# [TASK OBJECTIVE]
Where a line below holds the string "אונפאסענד", copy that line.

Saved entries
# # #
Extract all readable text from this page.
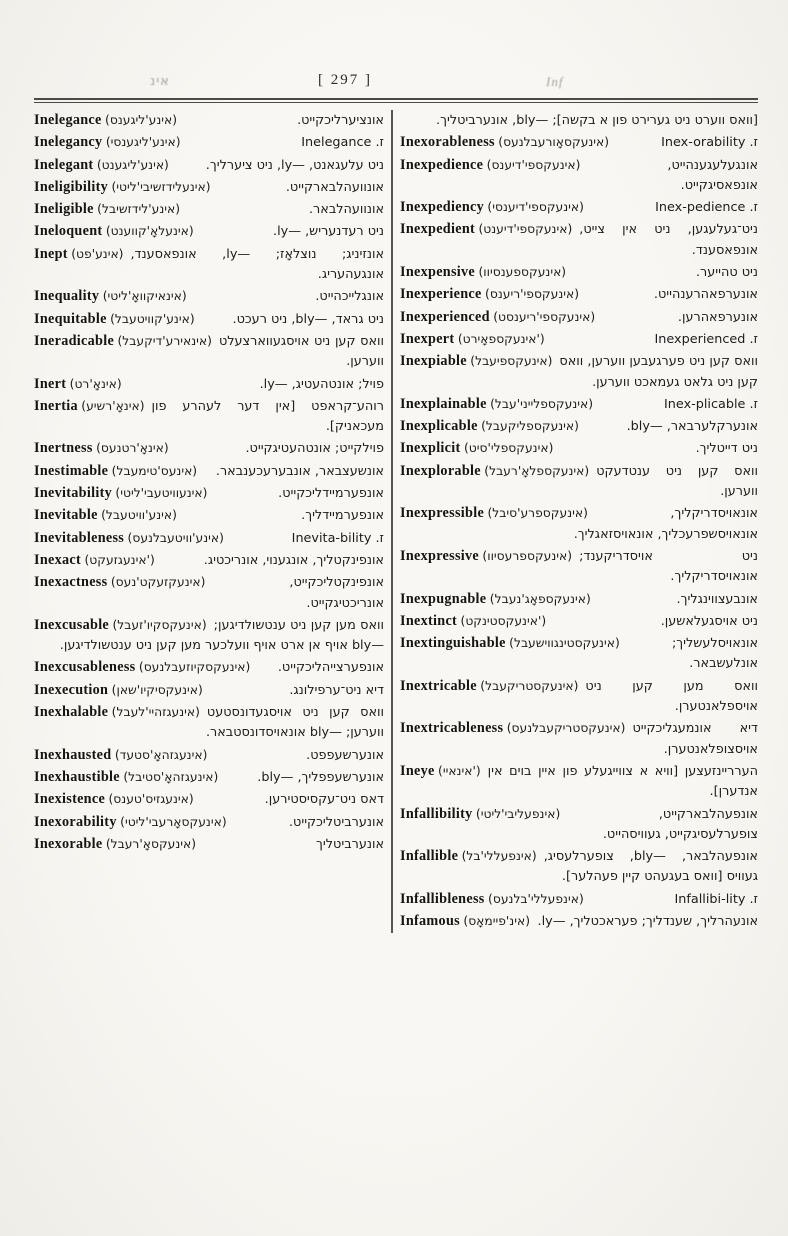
אינ	[ 297 ]	Inf
Inelegance (אינע'ליגענס)	אונציערליכקייט.
Inelegancy (אינע'ליגענסי)	ז. Inelegance
Inelegant (אינע'ליגענט)	ניט עלעגאנט, —ly, ניט ציערליך.
Ineligibility (אינעלידזשיבי'ליטי)	אונוועהלבארקייט.
Ineligible (אינע'לידזשיבל)	אונוועהלבאר.
Ineloquent (אינעלאָ'קווענט)	ניט רעדנעריש, —ly.
Inept (אינע'פט) אונזיניג; נוצלאָז; —ly, אונפאסענד, אונגעהעריג.
Inequality (אינאיקוואָ'ליטי)	אונגלייכהייט.
Inequitable (אינע'קוויטעבל)	ניט גראד, —bly, ניט רעכט.
Ineradicable (אינאירע'דיקעבל) וואס קען ניט אויסגעווארצעלט ווערען.
Inert (אינאָ'רט)	פויל; אונטהעטיג, —ly.
Inertia (אינאָ'רשיע) רוהע־קראפט [אין דער לעהרע פון מעכאניק].
Inertness (אינאָ'רטנעס)	פוילקייט; אונטהעטיגקייט.
Inestimable (אינעס'טימעבל) אונשעצבאר, אונבערעכענבאר.
Inevitability (אינעוויטעבי'ליטי)	אונפערמיידליכקייט.
Inevitable (אינע'וויטעבל)	אונפערמיידליך.
Inevitableness (אינע'וויטעבלנעס)	ז. Inevita-bility
Inexact (אינעגזעקט')	אונפינקטליך, אונגענוי, אונריכטיג.
Inexactness (אינעקזעקט'נעס)	אונפינקטליכקייט, אונריכטיגקייט.
Inexcusable (אינעקסקיו'זעבל) וואס מען קען ניט ענטשולדיגען; —bly אויף אן ארט אויף וועלכער מען קען ניט ענטשולדיגען.
Inexcusableness (אינעקסקיוזעבלנעס) אונפערצייהליכקייט.
Inexecution (אינעקסיקיו'שאן)	דיא ניט־ערפילונג.
Inexhalable (אינעגזהיי'לעבל) וואס קען ניט אויסגעדונסטעט ווערען; —bly אונאויסדונסטבאר.
Inexhausted (אינעגזהאָ'סטעד)	אונערשעפפט.
Inexhaustible (אינעגזהאָ'סטיבל)	אונערשעפפליך, —bly.
Inexistence (אינעגזיס'טענס)	דאס ניט־עקסיסטירען.
Inexorability (אינעקסאָרעבי'ליטי)	אונערביטליכקייט.
Inexorable (אינעקסאָ'רעבל)	אונערביטליך
[וואס ווערט ניט גערירט פון א בקשה]; —bly, אונערביטליך.
Inexorableness (אינעקסאָורעבלנעס)	ז. Inex-orability
Inexpedience (אינעקספי'דיענס)	אונגעלעגענהייט, אונפאסיגקייט.
Inexpediency (אינעקספי'דיענסי)	ז. Inex-pedience
Inexpedient (אינעקספי'דיענט) ניט־געלעגען, ניט אין צייט, אונפאסענד.
Inexpensive (אינעקספענסיוו)	ניט טהייער.
Inexperience (אינעקספי'ריענס)	אונערפאהרענהייט.
Inexperienced (אינעקספי'ריענסט)	אונערפאהרען.
Inexpert (אינעקספאָירט')	ז. Inexperienced
Inexpiable (אינעקספיעבל) וואס קען ניט פערגעבען ווערען, וואס קען ניט גלאט געמאכט ווערען.
Inexplainable (אינעקספלייני'עבל)	ז. Inex-plicable
Inexplicable (אינעקספליקעבל)	אונערקלערבאר, —bly.
Inexplicit (אינעקספלי'סיט)	ניט דייטליך.
Inexplorable (אינעקספלאָ'רעבל) וואס קען ניט ענטדעקט ווערען.
Inexpressible (אינעקספרע'סיבל)	אונאויסדריקליך, אונאויסשפרעכליך, אונאויסזאגליך.
Inexpressive (אינעקספרעסיוו) ניט אויסדריקענד; אונאויסדריקליך.
Inexpugnable (אינעקספאָג'נעבל)	אונבעצווינגליך.
Inextinct (אינעקסטינקט')	ניט אויסגעלאשען.
Inextinguishable (אינעקסטינגווישעבל)	אונאויסלעשליך; אונלעשבאר.
Inextricable (אינעקסטריקעבל) וואס מען קען ניט אויספלאנטערן.
Inextricableness (אינעקסטריקעבלנעס) דיא אונמעגליכקייט אויסצופלאנטערן.
Ineye (אינאיי') הערריינזעצען [וויא א צווייגעלע פון איין בוים אין אנדערן].
Infallibility (אינפעליבי'ליטי)	אונפעהלבארקייט, צופערלעסיגקייט, געוויסהייט.
Infallible (אינפעללי'בל) אונפעהלבאר, —bly, צופערלעסיג, געוויס [וואס בעגעהט קיין פעהלער].
Infallibleness (אינפעללי'בלנעס)	ז. Infallibi-lity
Infamous (אינ'פיימאָס) אונעהרליך, שענדליך; פעראכטליך, —ly.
# # #
# [TASK RESULT]
Inept (אינע'פט) אונזיניג; נוצלאָז; —ly, אונפאסענד, אונגעהעריג.
Inexpedient (אינעקספי'דיענט) ניט־געלעגען, ניט אין צייט, אונפאסענד.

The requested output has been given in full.